■ Exercise requirements:
All the entries need to be quoted exactly, apart from the pictures, which you should drop.

■ Task inputs:
>> Start

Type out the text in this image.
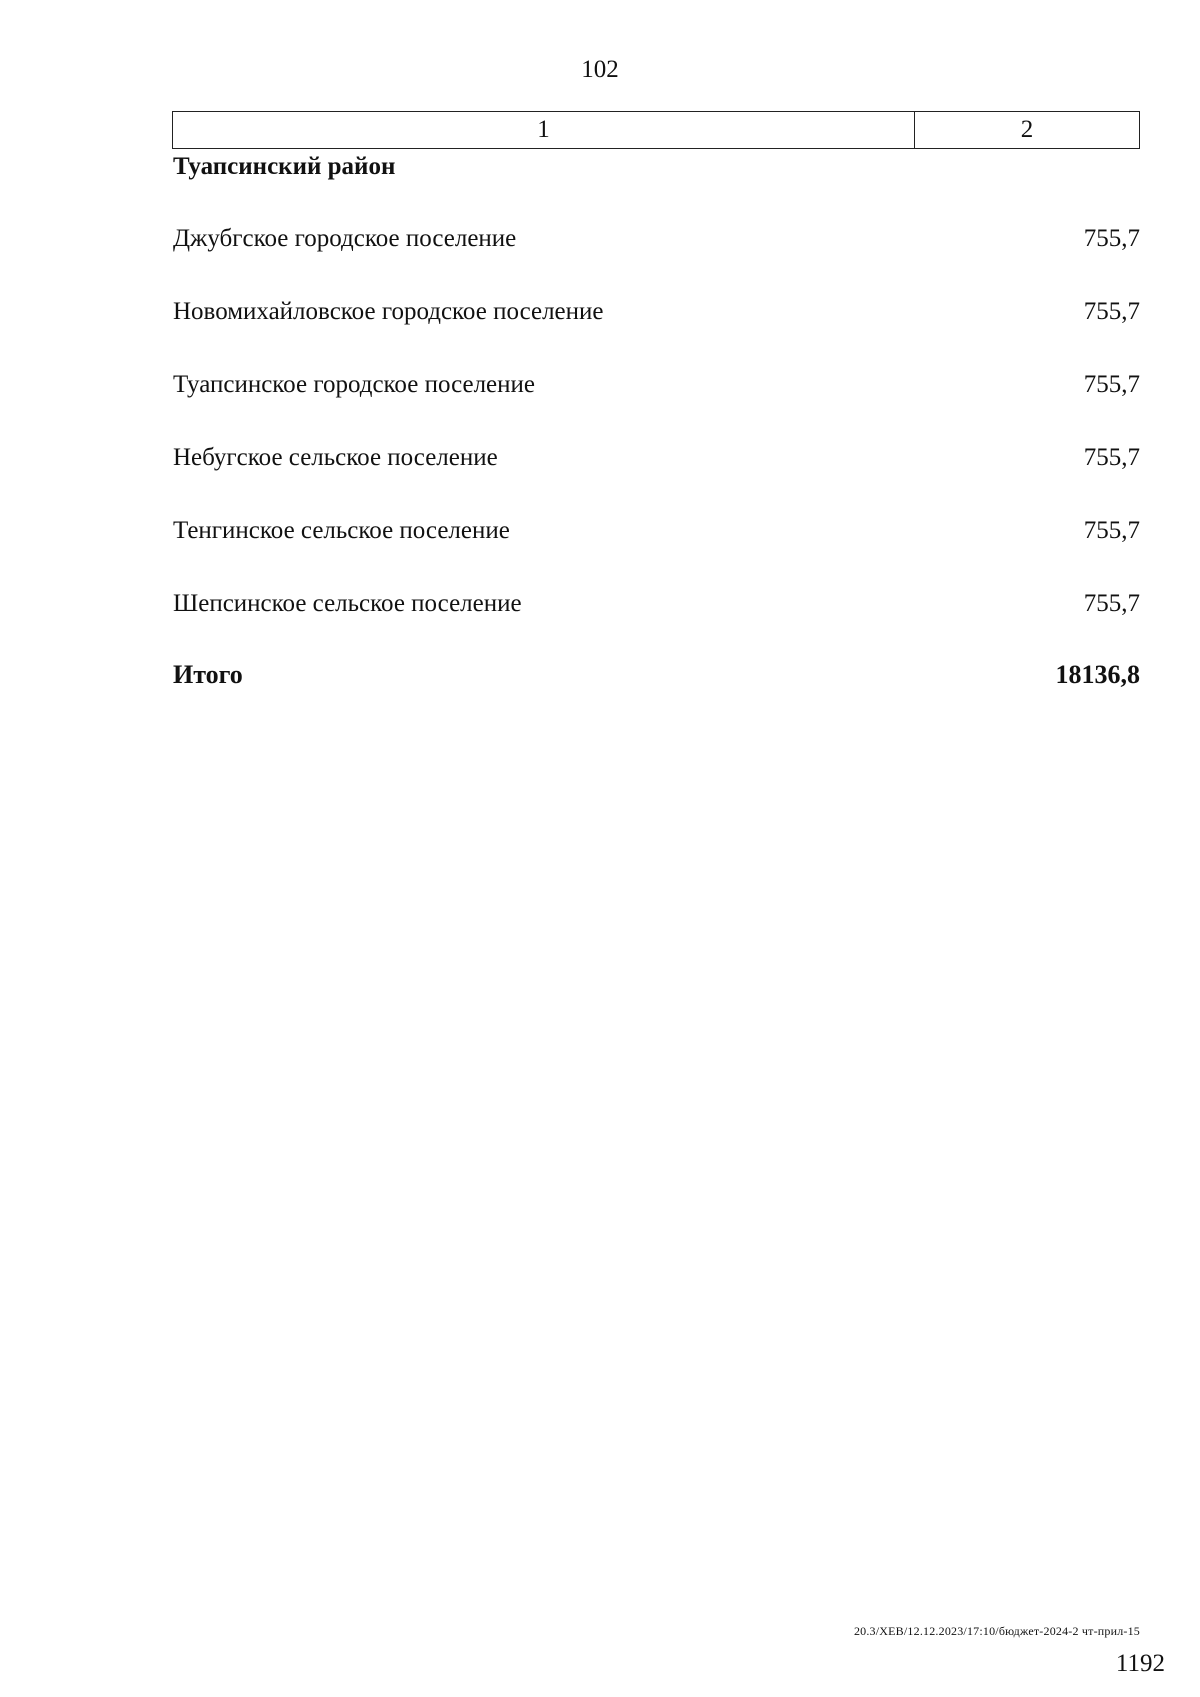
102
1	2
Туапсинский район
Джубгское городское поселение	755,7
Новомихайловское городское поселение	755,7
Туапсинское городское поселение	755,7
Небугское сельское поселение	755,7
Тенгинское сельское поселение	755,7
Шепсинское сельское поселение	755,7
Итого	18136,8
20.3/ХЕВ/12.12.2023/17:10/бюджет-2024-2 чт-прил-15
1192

>> End

■ Expected output:
Type out the text in this image.
102
1	2
Туапсинский район
Джубгское городское поселение	755,7
Новомихайловское городское поселение	755,7
Туапсинское городское поселение	755,7
Небугское сельское поселение	755,7
Тенгинское сельское поселение	755,7
Шепсинское сельское поселение	755,7
Итого	18136,8
20.3/ХЕВ/12.12.2023/17:10/бюджет-2024-2 чт-прил-15
1192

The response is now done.